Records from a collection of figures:

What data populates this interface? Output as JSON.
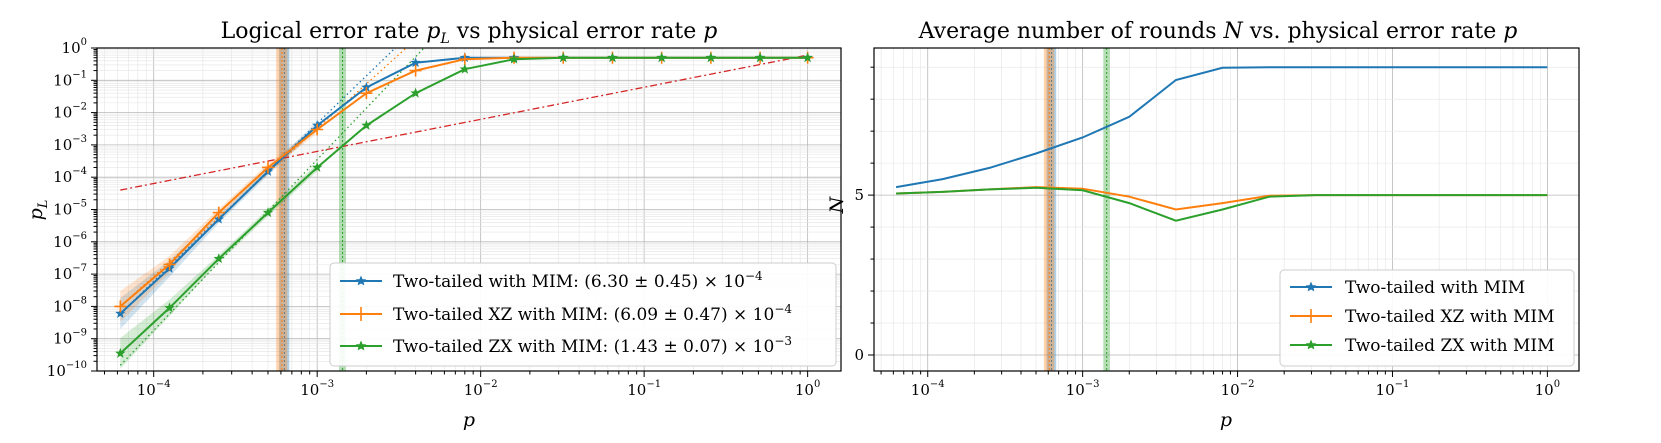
{
  "chart_data": [
    {
      "type": "line",
      "title": "Logical error rate p_L vs physical error rate p",
      "title_parts": {
        "a": "Logical error rate ",
        "b": "p",
        "b_sub": "L",
        "c": " vs physical error rate ",
        "d": "p"
      },
      "xlabel": "p",
      "ylabel": "p_L",
      "ylabel_parts": {
        "main": "p",
        "sub": "L"
      },
      "xscale": "log",
      "yscale": "log",
      "xlim": [
        4.5e-05,
        1.6
      ],
      "ylim": [
        1e-10,
        1
      ],
      "x_ticks": [
        {
          "value": 0.0001,
          "base": "10",
          "exp": "−4"
        },
        {
          "value": 0.001,
          "base": "10",
          "exp": "−3"
        },
        {
          "value": 0.01,
          "base": "10",
          "exp": "−2"
        },
        {
          "value": 0.1,
          "base": "10",
          "exp": "−1"
        },
        {
          "value": 1,
          "base": "10",
          "exp": "0"
        }
      ],
      "y_ticks": [
        {
          "value": 1,
          "base": "10",
          "exp": "0"
        },
        {
          "value": 0.1,
          "base": "10",
          "exp": "−1"
        },
        {
          "value": 0.01,
          "base": "10",
          "exp": "−2"
        },
        {
          "value": 0.001,
          "base": "10",
          "exp": "−3"
        },
        {
          "value": 0.0001,
          "base": "10",
          "exp": "−4"
        },
        {
          "value": 1e-05,
          "base": "10",
          "exp": "−5"
        },
        {
          "value": 1e-06,
          "base": "10",
          "exp": "−6"
        },
        {
          "value": 1e-07,
          "base": "10",
          "exp": "−7"
        },
        {
          "value": 1e-08,
          "base": "10",
          "exp": "−8"
        },
        {
          "value": 1e-09,
          "base": "10",
          "exp": "−9"
        },
        {
          "value": 1e-10,
          "base": "10",
          "exp": "−10"
        }
      ],
      "x": [
        6.25e-05,
        0.000125,
        0.00025,
        0.0005,
        0.001,
        0.002,
        0.004,
        0.008,
        0.016,
        0.032,
        0.064,
        0.128,
        0.256,
        0.512,
        1.0
      ],
      "series": [
        {
          "name": "Two-tailed with MIM",
          "legend": "Two-tailed with MIM: (6.30 ± 0.45) × 10",
          "legend_exp": "−4",
          "color": "#1f77b4",
          "marker": "star",
          "values": [
            6e-09,
            1.5e-07,
            5e-06,
            0.00015,
            0.004,
            0.06,
            0.35,
            0.5,
            0.5,
            0.5,
            0.5,
            0.5,
            0.5,
            0.5,
            0.5
          ],
          "threshold": 0.00063,
          "threshold_err": 4.5e-05
        },
        {
          "name": "Two-tailed XZ with MIM",
          "legend": "Two-tailed XZ with MIM: (6.09 ± 0.47) × 10",
          "legend_exp": "−4",
          "color": "#ff7f0e",
          "marker": "plus",
          "values": [
            1e-08,
            2e-07,
            8e-06,
            0.0002,
            0.003,
            0.04,
            0.2,
            0.45,
            0.5,
            0.5,
            0.5,
            0.5,
            0.5,
            0.5,
            0.5
          ],
          "threshold": 0.000609,
          "threshold_err": 4.7e-05
        },
        {
          "name": "Two-tailed ZX with MIM",
          "legend": "Two-tailed ZX with MIM: (1.43 ± 0.07) × 10",
          "legend_exp": "−3",
          "color": "#2ca02c",
          "marker": "star",
          "values": [
            3.5e-10,
            9e-09,
            3e-07,
            8e-06,
            0.0002,
            0.004,
            0.04,
            0.22,
            0.45,
            0.5,
            0.5,
            0.5,
            0.5,
            0.5,
            0.5
          ],
          "threshold": 0.00143,
          "threshold_err": 7e-05
        }
      ],
      "reference_line": {
        "name": "p_L = p",
        "color": "#d62728",
        "style": "dash-dot",
        "x": [
          6.25e-05,
          1.0
        ],
        "y": [
          4e-05,
          0.6
        ]
      },
      "fit_lines": [
        {
          "series": 0,
          "color": "#1f77b4",
          "x": [
            6.25e-05,
            0.003
          ],
          "y": [
            6e-09,
            1
          ]
        },
        {
          "series": 1,
          "color": "#ff7f0e",
          "x": [
            6.25e-05,
            0.0035
          ],
          "y": [
            1e-08,
            1
          ]
        },
        {
          "series": 2,
          "color": "#2ca02c",
          "x": [
            6.25e-05,
            0.0045
          ],
          "y": [
            1.5e-10,
            1
          ]
        }
      ],
      "legend_position": "lower-right"
    },
    {
      "type": "line",
      "title": "Average number of rounds N vs. physical error rate p",
      "title_parts": {
        "a": "Average number of rounds ",
        "b": "N",
        "c": " vs. physical error rate ",
        "d": "p"
      },
      "xlabel": "p",
      "ylabel": "N",
      "xscale": "log",
      "yscale": "linear",
      "xlim": [
        4.5e-05,
        1.6
      ],
      "ylim": [
        -0.5,
        9.6
      ],
      "x_ticks": [
        {
          "value": 0.0001,
          "base": "10",
          "exp": "−4"
        },
        {
          "value": 0.001,
          "base": "10",
          "exp": "−3"
        },
        {
          "value": 0.01,
          "base": "10",
          "exp": "−2"
        },
        {
          "value": 0.1,
          "base": "10",
          "exp": "−1"
        },
        {
          "value": 1,
          "base": "10",
          "exp": "0"
        }
      ],
      "y_ticks": [
        {
          "value": 0,
          "label": "0"
        },
        {
          "value": 5,
          "label": "5"
        }
      ],
      "x": [
        6.25e-05,
        0.000125,
        0.00025,
        0.0005,
        0.001,
        0.002,
        0.004,
        0.008,
        0.016,
        0.032,
        0.064,
        0.128,
        0.256,
        0.512,
        1.0
      ],
      "series": [
        {
          "name": "Two-tailed with MIM",
          "color": "#1f77b4",
          "marker": "star",
          "values": [
            5.25,
            5.5,
            5.85,
            6.3,
            6.8,
            7.45,
            8.6,
            8.98,
            9.0,
            9.0,
            9.0,
            9.0,
            9.0,
            9.0,
            9.0
          ],
          "threshold": 0.00063,
          "threshold_err": 4.5e-05
        },
        {
          "name": "Two-tailed XZ with MIM",
          "color": "#ff7f0e",
          "marker": "plus",
          "values": [
            5.05,
            5.1,
            5.18,
            5.25,
            5.2,
            4.95,
            4.55,
            4.75,
            4.98,
            5.0,
            5.0,
            5.0,
            5.0,
            5.0,
            5.0
          ],
          "threshold": 0.000609,
          "threshold_err": 4.7e-05
        },
        {
          "name": "Two-tailed ZX with MIM",
          "color": "#2ca02c",
          "marker": "star",
          "values": [
            5.05,
            5.1,
            5.18,
            5.23,
            5.15,
            4.75,
            4.2,
            4.55,
            4.95,
            5.0,
            5.0,
            5.0,
            5.0,
            5.0,
            5.0
          ],
          "threshold": 0.00143,
          "threshold_err": 7e-05
        }
      ],
      "legend_position": "lower-right"
    }
  ]
}
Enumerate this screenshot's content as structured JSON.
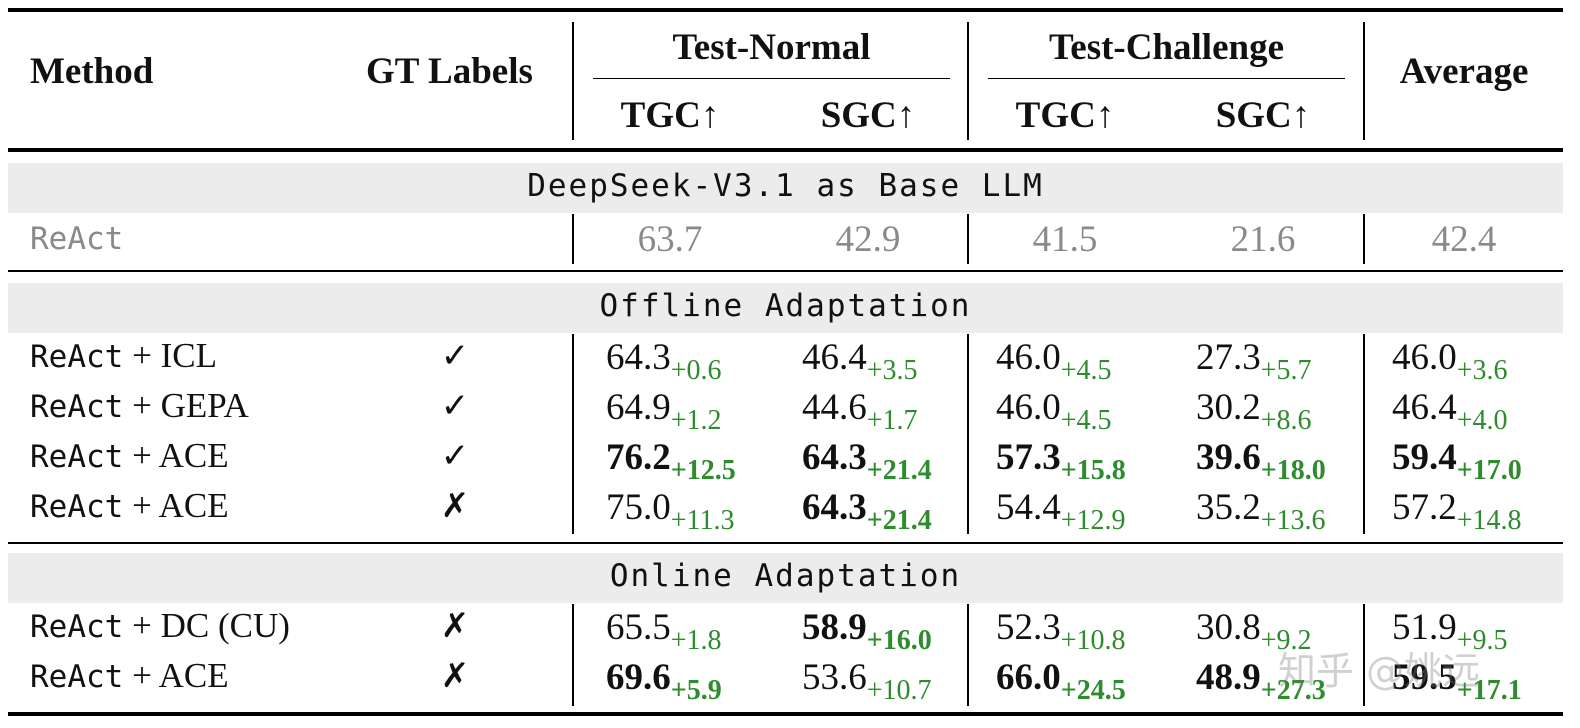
{
  "header": {
    "method": "Method",
    "gt_labels": "GT Labels",
    "test_normal": "Test-Normal",
    "test_challenge": "Test-Challenge",
    "average": "Average",
    "tgc": "TGC↑",
    "sgc": "SGC↑"
  },
  "sections": {
    "base": "DeepSeek-V3.1 as Base LLM",
    "offline": "Offline Adaptation",
    "online": "Online Adaptation"
  },
  "baseline": {
    "method": "ReAct",
    "values": [
      "63.7",
      "42.9",
      "41.5",
      "21.6",
      "42.4"
    ]
  },
  "offline_rows": [
    {
      "method_code": "ReAct",
      "method_rest": " + ICL",
      "gt": "✓",
      "cells": [
        {
          "v": "64.3",
          "d": "+0.6",
          "b": false
        },
        {
          "v": "46.4",
          "d": "+3.5",
          "b": false
        },
        {
          "v": "46.0",
          "d": "+4.5",
          "b": false
        },
        {
          "v": "27.3",
          "d": "+5.7",
          "b": false
        },
        {
          "v": "46.0",
          "d": "+3.6",
          "b": false
        }
      ]
    },
    {
      "method_code": "ReAct",
      "method_rest": " + GEPA",
      "gt": "✓",
      "cells": [
        {
          "v": "64.9",
          "d": "+1.2",
          "b": false
        },
        {
          "v": "44.6",
          "d": "+1.7",
          "b": false
        },
        {
          "v": "46.0",
          "d": "+4.5",
          "b": false
        },
        {
          "v": "30.2",
          "d": "+8.6",
          "b": false
        },
        {
          "v": "46.4",
          "d": "+4.0",
          "b": false
        }
      ]
    },
    {
      "method_code": "ReAct",
      "method_rest": " + ACE",
      "gt": "✓",
      "cells": [
        {
          "v": "76.2",
          "d": "+12.5",
          "b": true
        },
        {
          "v": "64.3",
          "d": "+21.4",
          "b": true
        },
        {
          "v": "57.3",
          "d": "+15.8",
          "b": true
        },
        {
          "v": "39.6",
          "d": "+18.0",
          "b": true
        },
        {
          "v": "59.4",
          "d": "+17.0",
          "b": true
        }
      ]
    },
    {
      "method_code": "ReAct",
      "method_rest": " + ACE",
      "gt": "✗",
      "cells": [
        {
          "v": "75.0",
          "d": "+11.3",
          "b": false
        },
        {
          "v": "64.3",
          "d": "+21.4",
          "b": true
        },
        {
          "v": "54.4",
          "d": "+12.9",
          "b": false
        },
        {
          "v": "35.2",
          "d": "+13.6",
          "b": false
        },
        {
          "v": "57.2",
          "d": "+14.8",
          "b": false
        }
      ]
    }
  ],
  "online_rows": [
    {
      "method_code": "ReAct",
      "method_rest": " + DC (CU)",
      "gt": "✗",
      "cells": [
        {
          "v": "65.5",
          "d": "+1.8",
          "b": false
        },
        {
          "v": "58.9",
          "d": "+16.0",
          "b": true
        },
        {
          "v": "52.3",
          "d": "+10.8",
          "b": false
        },
        {
          "v": "30.8",
          "d": "+9.2",
          "b": false
        },
        {
          "v": "51.9",
          "d": "+9.5",
          "b": false
        }
      ]
    },
    {
      "method_code": "ReAct",
      "method_rest": " + ACE",
      "gt": "✗",
      "cells": [
        {
          "v": "69.6",
          "d": "+5.9",
          "b": true
        },
        {
          "v": "53.6",
          "d": "+10.7",
          "b": false
        },
        {
          "v": "66.0",
          "d": "+24.5",
          "b": true
        },
        {
          "v": "48.9",
          "d": "+27.3",
          "b": true
        },
        {
          "v": "59.5",
          "d": "+17.1",
          "b": true
        }
      ]
    }
  ],
  "watermark": "知乎 @姚远"
}
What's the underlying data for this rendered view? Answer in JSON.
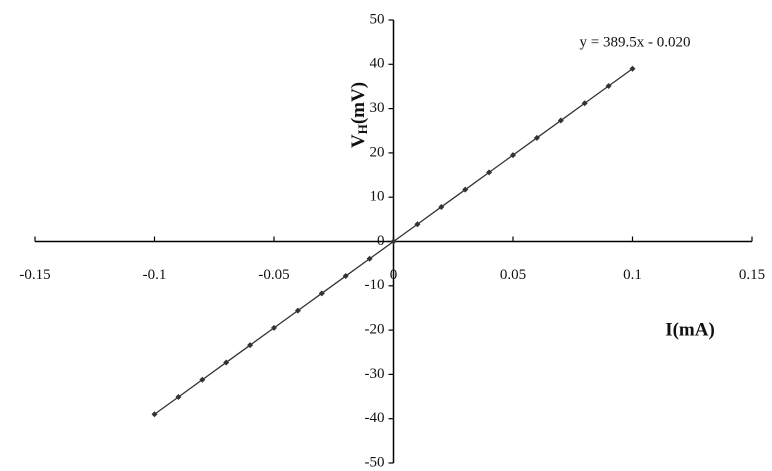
{
  "chart_data": {
    "type": "scatter",
    "ylabel": {
      "main": "V",
      "sub": "H",
      "unit": "(mV)"
    },
    "xlabel": "I(mA)",
    "annotation": "y = 389.5x - 0.020",
    "xlim": [
      -0.15,
      0.15
    ],
    "xticks": [
      -0.15,
      -0.1,
      -0.05,
      0,
      0.05,
      0.1,
      0.15
    ],
    "ylim": [
      -50,
      50
    ],
    "yticks": [
      -50,
      -40,
      -30,
      -20,
      -10,
      0,
      10,
      20,
      30,
      40,
      50
    ],
    "grid": false,
    "series": [
      {
        "color": "#333333",
        "x": [
          -0.1,
          -0.09,
          -0.08,
          -0.07,
          -0.06,
          -0.05,
          -0.04,
          -0.03,
          -0.02,
          -0.01,
          0,
          0.01,
          0.02,
          0.03,
          0.04,
          0.05,
          0.06,
          0.07,
          0.08,
          0.09,
          0.1
        ],
        "values": [
          -39.0,
          -35.1,
          -31.2,
          -27.3,
          -23.4,
          -19.5,
          -15.6,
          -11.7,
          -7.8,
          -3.9,
          0,
          3.9,
          7.8,
          11.7,
          15.6,
          19.5,
          23.4,
          27.3,
          31.2,
          35.1,
          39.0
        ]
      }
    ]
  }
}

TASK TO CARRY OUT: Leave out every picture, and write out exactly the lines from the one bearing "What's the underlying" through the final line.

SOLUTION TO THIS TASK:
What's the underlying data for this rendered view? Answer in JSON.
{
  "chart_data": {
    "type": "scatter",
    "ylabel": {
      "main": "V",
      "sub": "H",
      "unit": "(mV)"
    },
    "xlabel": "I(mA)",
    "annotation": "y = 389.5x - 0.020",
    "xlim": [
      -0.15,
      0.15
    ],
    "xticks": [
      -0.15,
      -0.1,
      -0.05,
      0,
      0.05,
      0.1,
      0.15
    ],
    "ylim": [
      -50,
      50
    ],
    "yticks": [
      -50,
      -40,
      -30,
      -20,
      -10,
      0,
      10,
      20,
      30,
      40,
      50
    ],
    "grid": false,
    "series": [
      {
        "color": "#333333",
        "x": [
          -0.1,
          -0.09,
          -0.08,
          -0.07,
          -0.06,
          -0.05,
          -0.04,
          -0.03,
          -0.02,
          -0.01,
          0,
          0.01,
          0.02,
          0.03,
          0.04,
          0.05,
          0.06,
          0.07,
          0.08,
          0.09,
          0.1
        ],
        "values": [
          -39.0,
          -35.1,
          -31.2,
          -27.3,
          -23.4,
          -19.5,
          -15.6,
          -11.7,
          -7.8,
          -3.9,
          0,
          3.9,
          7.8,
          11.7,
          15.6,
          19.5,
          23.4,
          27.3,
          31.2,
          35.1,
          39.0
        ]
      }
    ]
  }
}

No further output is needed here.